--- start Exercise data ---

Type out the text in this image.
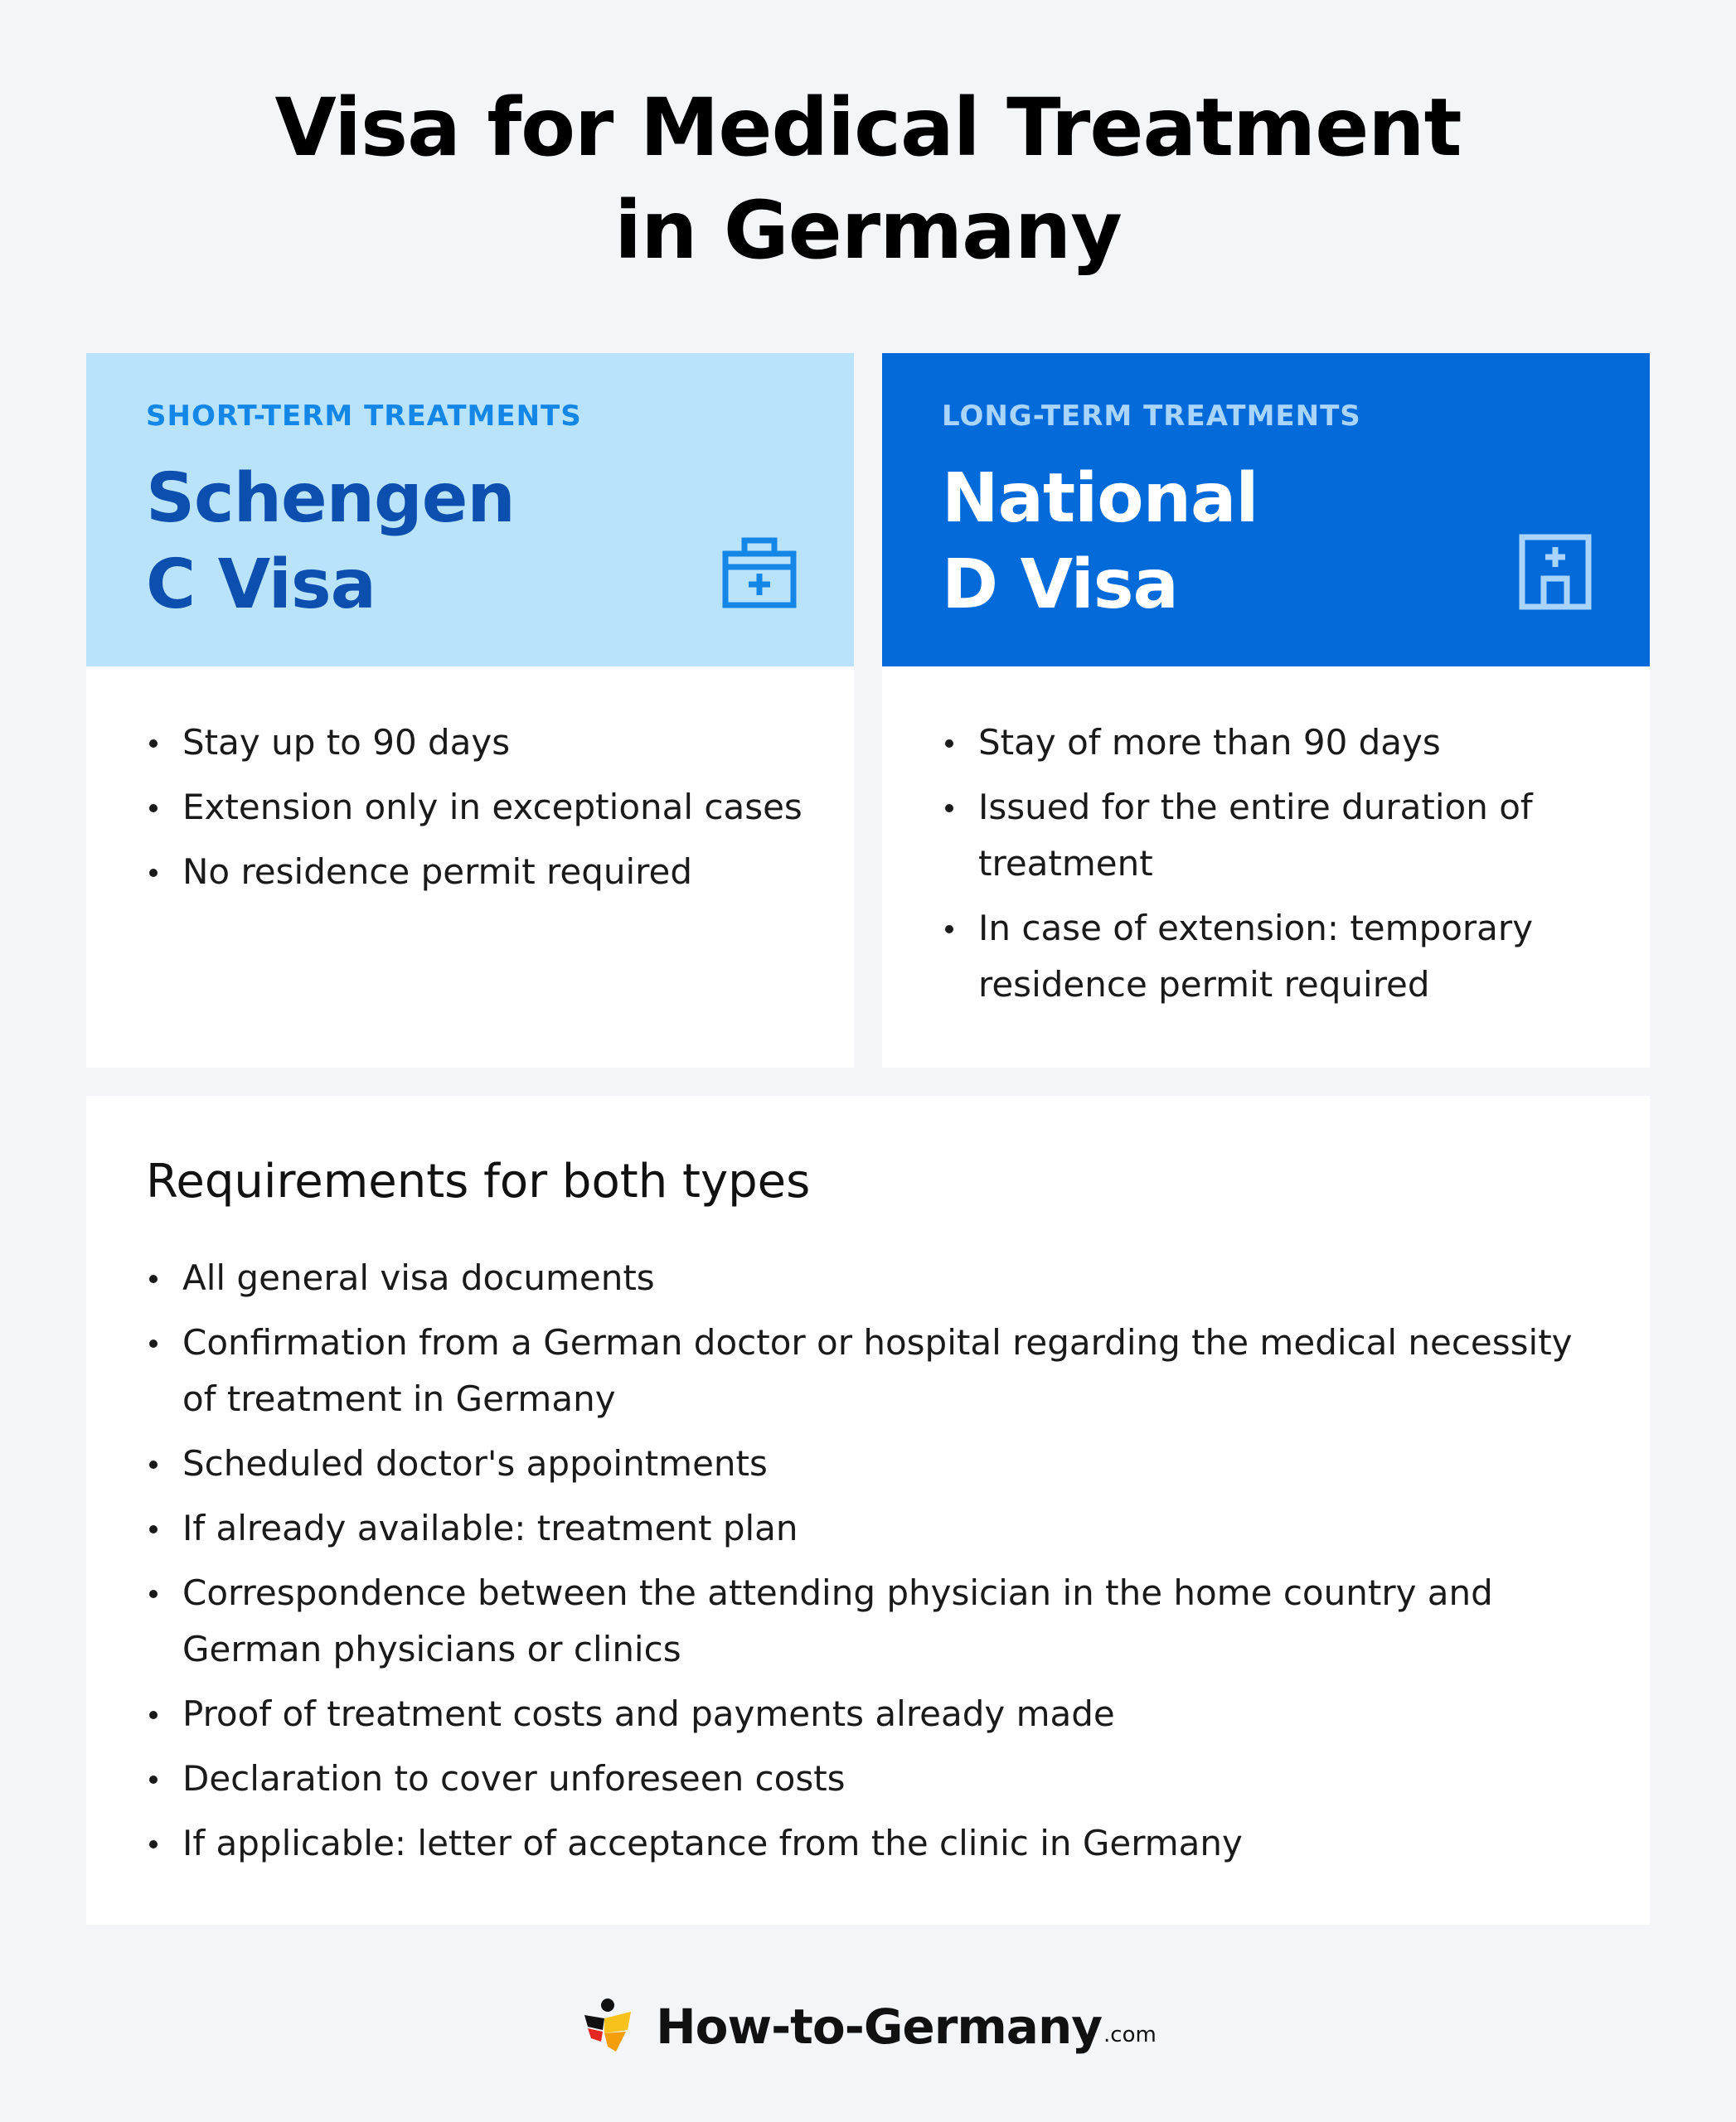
Visa for Medical Treatment
in Germany
SHORT-TERM TREATMENTS
Schengen
C Visa
Stay up to 90 days
Extension only in exceptional cases
No residence permit required
LONG-TERM TREATMENTS
National
D Visa
Stay of more than 90 days
Issued for the entire duration of treatment
In case of extension: temporary residence permit required
Requirements for both types
All general visa documents
Confirmation from a German doctor or hospital regarding the medical necessity of treatment in Germany
Scheduled doctor's appointments
If already available: treatment plan
Correspondence between the attending physician in the home country and German physicians or clinics
Proof of treatment costs and payments already made
Declaration to cover unforeseen costs
If applicable: letter of acceptance from the clinic in Germany
How-to-Germany .com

--- end Exercise data ---

#### What is required:
Write out the whole listing exactly, and drop the pictures.

#### Answer in full:
Type out the text in this image.
Visa for Medical Treatment
in Germany
SHORT-TERM TREATMENTS
Schengen
C Visa
Stay up to 90 days
Extension only in exceptional cases
No residence permit required
LONG-TERM TREATMENTS
National
D Visa
Stay of more than 90 days
Issued for the entire duration of treatment
In case of extension: temporary residence permit required
Requirements for both types
All general visa documents
Confirmation from a German doctor or hospital regarding the medical necessity of treatment in Germany
Scheduled doctor's appointments
If already available: treatment plan
Correspondence between the attending physician in the home country and German physicians or clinics
Proof of treatment costs and payments already made
Declaration to cover unforeseen costs
If applicable: letter of acceptance from the clinic in Germany
How-to-Germany .com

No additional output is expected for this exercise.